### Data supplied ###

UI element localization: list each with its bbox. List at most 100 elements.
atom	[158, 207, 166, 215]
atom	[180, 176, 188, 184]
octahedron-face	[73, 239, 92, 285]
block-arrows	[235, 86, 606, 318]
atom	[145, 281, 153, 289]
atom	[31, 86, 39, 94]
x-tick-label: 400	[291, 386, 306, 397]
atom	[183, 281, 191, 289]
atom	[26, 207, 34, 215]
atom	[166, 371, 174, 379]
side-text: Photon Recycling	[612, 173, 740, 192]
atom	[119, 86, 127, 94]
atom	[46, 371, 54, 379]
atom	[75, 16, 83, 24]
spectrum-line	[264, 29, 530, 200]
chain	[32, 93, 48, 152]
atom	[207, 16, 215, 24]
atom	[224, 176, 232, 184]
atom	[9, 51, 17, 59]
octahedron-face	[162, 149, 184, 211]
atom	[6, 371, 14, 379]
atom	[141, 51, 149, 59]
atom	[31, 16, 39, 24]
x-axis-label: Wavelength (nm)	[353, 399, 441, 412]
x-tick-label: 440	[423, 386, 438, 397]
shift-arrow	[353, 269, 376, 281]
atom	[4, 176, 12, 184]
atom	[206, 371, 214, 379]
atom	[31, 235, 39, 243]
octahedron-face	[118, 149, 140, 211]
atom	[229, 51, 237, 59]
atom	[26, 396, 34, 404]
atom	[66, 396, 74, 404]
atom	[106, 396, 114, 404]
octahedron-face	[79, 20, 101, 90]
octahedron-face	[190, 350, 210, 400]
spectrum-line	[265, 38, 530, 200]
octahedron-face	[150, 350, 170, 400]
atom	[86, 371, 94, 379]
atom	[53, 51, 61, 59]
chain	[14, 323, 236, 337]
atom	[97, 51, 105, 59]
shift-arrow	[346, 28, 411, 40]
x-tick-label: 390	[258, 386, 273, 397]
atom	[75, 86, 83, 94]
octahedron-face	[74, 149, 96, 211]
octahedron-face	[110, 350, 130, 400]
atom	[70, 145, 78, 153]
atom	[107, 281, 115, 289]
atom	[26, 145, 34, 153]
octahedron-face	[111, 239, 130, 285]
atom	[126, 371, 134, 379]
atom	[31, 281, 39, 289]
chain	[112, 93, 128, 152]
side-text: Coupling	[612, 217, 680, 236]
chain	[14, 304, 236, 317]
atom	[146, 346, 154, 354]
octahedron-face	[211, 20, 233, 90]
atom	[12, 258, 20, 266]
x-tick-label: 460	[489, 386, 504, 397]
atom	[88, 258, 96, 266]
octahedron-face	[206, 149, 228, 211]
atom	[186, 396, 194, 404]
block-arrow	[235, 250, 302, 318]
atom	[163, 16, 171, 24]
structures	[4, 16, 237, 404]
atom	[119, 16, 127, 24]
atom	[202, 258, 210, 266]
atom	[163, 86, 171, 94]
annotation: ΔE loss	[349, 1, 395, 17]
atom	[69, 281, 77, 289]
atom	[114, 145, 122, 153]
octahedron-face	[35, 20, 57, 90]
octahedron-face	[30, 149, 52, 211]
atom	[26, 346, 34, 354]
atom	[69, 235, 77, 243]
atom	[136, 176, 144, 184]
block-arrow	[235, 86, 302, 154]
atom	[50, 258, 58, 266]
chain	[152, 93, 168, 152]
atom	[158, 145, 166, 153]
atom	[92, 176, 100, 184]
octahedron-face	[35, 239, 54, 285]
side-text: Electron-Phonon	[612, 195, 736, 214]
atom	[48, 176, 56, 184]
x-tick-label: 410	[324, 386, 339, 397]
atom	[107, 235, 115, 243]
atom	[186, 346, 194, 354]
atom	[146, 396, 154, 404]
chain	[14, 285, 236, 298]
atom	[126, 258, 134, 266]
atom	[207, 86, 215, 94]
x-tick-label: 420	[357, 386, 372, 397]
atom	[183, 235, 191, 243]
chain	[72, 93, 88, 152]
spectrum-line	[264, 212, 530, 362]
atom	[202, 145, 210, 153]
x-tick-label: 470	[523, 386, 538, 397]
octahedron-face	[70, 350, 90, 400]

###

What you are asked to do:
Print every line of the item above again, with no changes.

Answer for the task:
UI element localization: list each with its bbox. List at most 100 elements.
atom	[158, 207, 166, 215]
atom	[180, 176, 188, 184]
octahedron-face	[73, 239, 92, 285]
block-arrows	[235, 86, 606, 318]
atom	[145, 281, 153, 289]
atom	[31, 86, 39, 94]
x-tick-label: 400	[291, 386, 306, 397]
atom	[183, 281, 191, 289]
atom	[26, 207, 34, 215]
atom	[166, 371, 174, 379]
side-text: Photon Recycling	[612, 173, 740, 192]
atom	[119, 86, 127, 94]
atom	[46, 371, 54, 379]
atom	[75, 16, 83, 24]
spectrum-line	[264, 29, 530, 200]
chain	[32, 93, 48, 152]
atom	[207, 16, 215, 24]
atom	[224, 176, 232, 184]
atom	[9, 51, 17, 59]
octahedron-face	[162, 149, 184, 211]
atom	[6, 371, 14, 379]
atom	[141, 51, 149, 59]
atom	[31, 16, 39, 24]
x-axis-label: Wavelength (nm)	[353, 399, 441, 412]
x-tick-label: 440	[423, 386, 438, 397]
shift-arrow	[353, 269, 376, 281]
atom	[4, 176, 12, 184]
atom	[206, 371, 214, 379]
atom	[31, 235, 39, 243]
octahedron-face	[118, 149, 140, 211]
atom	[229, 51, 237, 59]
atom	[26, 396, 34, 404]
atom	[66, 396, 74, 404]
atom	[106, 396, 114, 404]
octahedron-face	[79, 20, 101, 90]
octahedron-face	[190, 350, 210, 400]
spectrum-line	[265, 38, 530, 200]
octahedron-face	[150, 350, 170, 400]
atom	[86, 371, 94, 379]
atom	[53, 51, 61, 59]
chain	[14, 323, 236, 337]
atom	[97, 51, 105, 59]
shift-arrow	[346, 28, 411, 40]
x-tick-label: 390	[258, 386, 273, 397]
atom	[75, 86, 83, 94]
octahedron-face	[74, 149, 96, 211]
octahedron-face	[110, 350, 130, 400]
atom	[70, 145, 78, 153]
atom	[107, 281, 115, 289]
atom	[26, 145, 34, 153]
octahedron-face	[111, 239, 130, 285]
atom	[126, 371, 134, 379]
atom	[31, 281, 39, 289]
chain	[112, 93, 128, 152]
side-text: Coupling	[612, 217, 680, 236]
chain	[14, 304, 236, 317]
atom	[146, 346, 154, 354]
octahedron-face	[211, 20, 233, 90]
atom	[12, 258, 20, 266]
x-tick-label: 460	[489, 386, 504, 397]
atom	[88, 258, 96, 266]
octahedron-face	[206, 149, 228, 211]
atom	[186, 396, 194, 404]
block-arrow	[235, 250, 302, 318]
atom	[163, 16, 171, 24]
structures	[4, 16, 237, 404]
atom	[119, 16, 127, 24]
atom	[202, 258, 210, 266]
atom	[163, 86, 171, 94]
annotation: ΔE loss	[349, 1, 395, 17]
atom	[69, 281, 77, 289]
atom	[114, 145, 122, 153]
octahedron-face	[35, 20, 57, 90]
octahedron-face	[30, 149, 52, 211]
atom	[26, 346, 34, 354]
atom	[69, 235, 77, 243]
atom	[136, 176, 144, 184]
block-arrow	[235, 86, 302, 154]
atom	[50, 258, 58, 266]
chain	[152, 93, 168, 152]
atom	[158, 145, 166, 153]
atom	[92, 176, 100, 184]
octahedron-face	[35, 239, 54, 285]
side-text: Electron-Phonon	[612, 195, 736, 214]
atom	[48, 176, 56, 184]
x-tick-label: 410	[324, 386, 339, 397]
atom	[107, 235, 115, 243]
atom	[186, 346, 194, 354]
atom	[146, 396, 154, 404]
chain	[14, 285, 236, 298]
atom	[126, 258, 134, 266]
atom	[207, 86, 215, 94]
x-tick-label: 420	[357, 386, 372, 397]
atom	[183, 235, 191, 243]
chain	[72, 93, 88, 152]
spectrum-line	[264, 212, 530, 362]
atom	[202, 145, 210, 153]
x-tick-label: 470	[523, 386, 538, 397]
octahedron-face	[70, 350, 90, 400]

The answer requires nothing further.